(Saved data entries)
■ ■ ■ ■ ■
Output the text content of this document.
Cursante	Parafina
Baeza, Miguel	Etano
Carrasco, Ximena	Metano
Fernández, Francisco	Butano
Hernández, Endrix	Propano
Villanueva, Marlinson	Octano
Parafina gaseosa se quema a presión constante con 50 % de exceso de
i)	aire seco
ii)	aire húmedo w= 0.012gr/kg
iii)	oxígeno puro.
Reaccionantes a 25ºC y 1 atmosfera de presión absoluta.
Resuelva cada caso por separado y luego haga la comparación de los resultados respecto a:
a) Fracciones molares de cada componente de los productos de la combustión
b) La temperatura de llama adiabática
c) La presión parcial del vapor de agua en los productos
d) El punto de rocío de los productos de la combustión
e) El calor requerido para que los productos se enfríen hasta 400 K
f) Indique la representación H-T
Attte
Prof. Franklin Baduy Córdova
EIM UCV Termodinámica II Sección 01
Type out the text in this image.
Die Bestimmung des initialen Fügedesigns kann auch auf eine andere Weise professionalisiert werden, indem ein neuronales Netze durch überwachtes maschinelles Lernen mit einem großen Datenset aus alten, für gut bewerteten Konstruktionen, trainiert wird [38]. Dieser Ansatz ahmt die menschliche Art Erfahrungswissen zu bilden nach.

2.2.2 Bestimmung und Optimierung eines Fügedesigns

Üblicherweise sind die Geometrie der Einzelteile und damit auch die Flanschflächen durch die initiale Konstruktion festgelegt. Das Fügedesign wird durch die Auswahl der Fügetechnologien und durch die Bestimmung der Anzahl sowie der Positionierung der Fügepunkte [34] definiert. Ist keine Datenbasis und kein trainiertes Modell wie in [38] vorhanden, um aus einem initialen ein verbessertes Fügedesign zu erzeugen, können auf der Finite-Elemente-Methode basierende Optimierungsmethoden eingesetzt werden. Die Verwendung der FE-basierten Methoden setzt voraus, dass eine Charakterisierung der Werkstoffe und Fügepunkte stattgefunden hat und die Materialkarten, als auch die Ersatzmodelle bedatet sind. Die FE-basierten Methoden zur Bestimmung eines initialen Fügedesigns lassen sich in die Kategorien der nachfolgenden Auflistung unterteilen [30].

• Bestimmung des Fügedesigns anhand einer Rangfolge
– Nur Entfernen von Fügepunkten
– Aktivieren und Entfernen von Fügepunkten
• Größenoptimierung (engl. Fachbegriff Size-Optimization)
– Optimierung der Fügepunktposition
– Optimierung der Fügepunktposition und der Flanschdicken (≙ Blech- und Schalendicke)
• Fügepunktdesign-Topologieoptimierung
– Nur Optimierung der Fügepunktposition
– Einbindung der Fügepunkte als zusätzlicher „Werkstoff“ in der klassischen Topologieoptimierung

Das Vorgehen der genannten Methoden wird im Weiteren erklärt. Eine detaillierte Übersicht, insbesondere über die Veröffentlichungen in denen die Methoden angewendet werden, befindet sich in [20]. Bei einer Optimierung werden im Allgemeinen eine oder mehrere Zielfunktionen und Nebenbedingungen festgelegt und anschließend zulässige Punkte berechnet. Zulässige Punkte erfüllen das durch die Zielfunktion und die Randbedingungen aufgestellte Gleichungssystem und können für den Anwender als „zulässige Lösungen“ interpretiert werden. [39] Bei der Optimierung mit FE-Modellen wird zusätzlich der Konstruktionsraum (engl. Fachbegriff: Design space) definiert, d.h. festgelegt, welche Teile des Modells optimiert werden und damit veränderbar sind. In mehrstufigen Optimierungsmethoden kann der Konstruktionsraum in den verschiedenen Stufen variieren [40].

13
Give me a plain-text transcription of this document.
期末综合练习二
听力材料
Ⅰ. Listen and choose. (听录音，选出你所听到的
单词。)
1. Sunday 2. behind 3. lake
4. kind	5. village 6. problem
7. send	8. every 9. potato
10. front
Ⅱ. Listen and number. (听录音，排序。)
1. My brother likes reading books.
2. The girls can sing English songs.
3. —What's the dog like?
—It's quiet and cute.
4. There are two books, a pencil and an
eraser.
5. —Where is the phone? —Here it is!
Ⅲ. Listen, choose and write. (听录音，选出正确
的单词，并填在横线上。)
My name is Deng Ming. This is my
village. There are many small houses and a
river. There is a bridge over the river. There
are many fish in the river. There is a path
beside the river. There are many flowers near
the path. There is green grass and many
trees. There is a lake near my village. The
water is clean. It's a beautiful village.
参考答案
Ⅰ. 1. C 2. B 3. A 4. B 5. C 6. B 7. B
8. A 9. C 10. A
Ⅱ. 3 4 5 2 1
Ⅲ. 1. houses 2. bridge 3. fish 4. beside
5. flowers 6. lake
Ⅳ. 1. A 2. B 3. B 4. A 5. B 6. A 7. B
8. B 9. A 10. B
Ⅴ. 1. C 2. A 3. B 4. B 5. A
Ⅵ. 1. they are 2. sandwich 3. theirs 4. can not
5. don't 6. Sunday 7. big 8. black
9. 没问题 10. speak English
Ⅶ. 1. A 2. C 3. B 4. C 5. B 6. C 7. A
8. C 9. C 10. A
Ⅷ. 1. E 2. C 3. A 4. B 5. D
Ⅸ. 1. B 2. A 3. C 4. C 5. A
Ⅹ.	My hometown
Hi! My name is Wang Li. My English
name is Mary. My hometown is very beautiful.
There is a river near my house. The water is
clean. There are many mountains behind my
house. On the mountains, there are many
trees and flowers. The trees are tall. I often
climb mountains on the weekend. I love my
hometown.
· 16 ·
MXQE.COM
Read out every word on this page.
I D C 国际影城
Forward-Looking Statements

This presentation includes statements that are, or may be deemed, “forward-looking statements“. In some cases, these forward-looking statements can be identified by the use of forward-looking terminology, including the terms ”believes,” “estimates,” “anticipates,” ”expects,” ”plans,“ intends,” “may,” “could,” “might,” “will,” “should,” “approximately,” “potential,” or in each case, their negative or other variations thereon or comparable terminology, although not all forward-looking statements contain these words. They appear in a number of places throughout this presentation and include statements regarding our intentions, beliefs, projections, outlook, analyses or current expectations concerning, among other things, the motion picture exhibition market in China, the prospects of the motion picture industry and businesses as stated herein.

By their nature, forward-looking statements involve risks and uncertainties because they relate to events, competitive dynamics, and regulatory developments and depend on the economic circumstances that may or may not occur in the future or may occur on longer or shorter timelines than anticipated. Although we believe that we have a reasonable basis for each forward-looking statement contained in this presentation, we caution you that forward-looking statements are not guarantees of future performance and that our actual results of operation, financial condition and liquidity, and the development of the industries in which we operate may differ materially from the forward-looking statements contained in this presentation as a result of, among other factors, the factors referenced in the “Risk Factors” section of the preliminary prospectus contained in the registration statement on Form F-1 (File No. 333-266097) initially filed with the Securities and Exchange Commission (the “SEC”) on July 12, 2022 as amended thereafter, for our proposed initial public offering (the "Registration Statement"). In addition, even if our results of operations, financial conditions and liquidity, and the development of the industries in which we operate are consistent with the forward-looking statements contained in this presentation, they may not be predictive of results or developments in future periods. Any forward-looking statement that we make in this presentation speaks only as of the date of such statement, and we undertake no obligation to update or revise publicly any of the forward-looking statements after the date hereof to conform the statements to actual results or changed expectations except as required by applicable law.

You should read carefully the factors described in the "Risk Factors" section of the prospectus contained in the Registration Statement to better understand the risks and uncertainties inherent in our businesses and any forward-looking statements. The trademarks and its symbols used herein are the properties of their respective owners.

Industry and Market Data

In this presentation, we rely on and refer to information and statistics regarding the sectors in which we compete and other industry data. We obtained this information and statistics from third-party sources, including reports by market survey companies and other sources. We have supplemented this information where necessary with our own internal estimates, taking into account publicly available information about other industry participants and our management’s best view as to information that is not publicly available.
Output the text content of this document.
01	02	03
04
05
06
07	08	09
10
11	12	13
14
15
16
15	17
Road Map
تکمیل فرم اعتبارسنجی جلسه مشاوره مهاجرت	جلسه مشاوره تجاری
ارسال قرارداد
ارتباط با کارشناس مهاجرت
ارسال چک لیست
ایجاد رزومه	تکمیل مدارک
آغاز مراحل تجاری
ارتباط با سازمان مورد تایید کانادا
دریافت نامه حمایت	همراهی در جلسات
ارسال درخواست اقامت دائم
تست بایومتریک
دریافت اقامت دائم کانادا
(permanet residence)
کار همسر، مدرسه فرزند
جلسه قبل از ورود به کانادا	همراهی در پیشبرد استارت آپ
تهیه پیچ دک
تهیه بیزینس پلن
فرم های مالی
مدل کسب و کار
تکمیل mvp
■ ■ ■ ■ ■
What you are asked to do
Which lines of the data above contain "many"? Copy each one.

Expected answer
village. There are many small houses and a
are many fish in the river. There is a path
beside the river. There are many flowers near
the path. There is green grass and many
clean. There are many mountains behind my
house. On the mountains, there are many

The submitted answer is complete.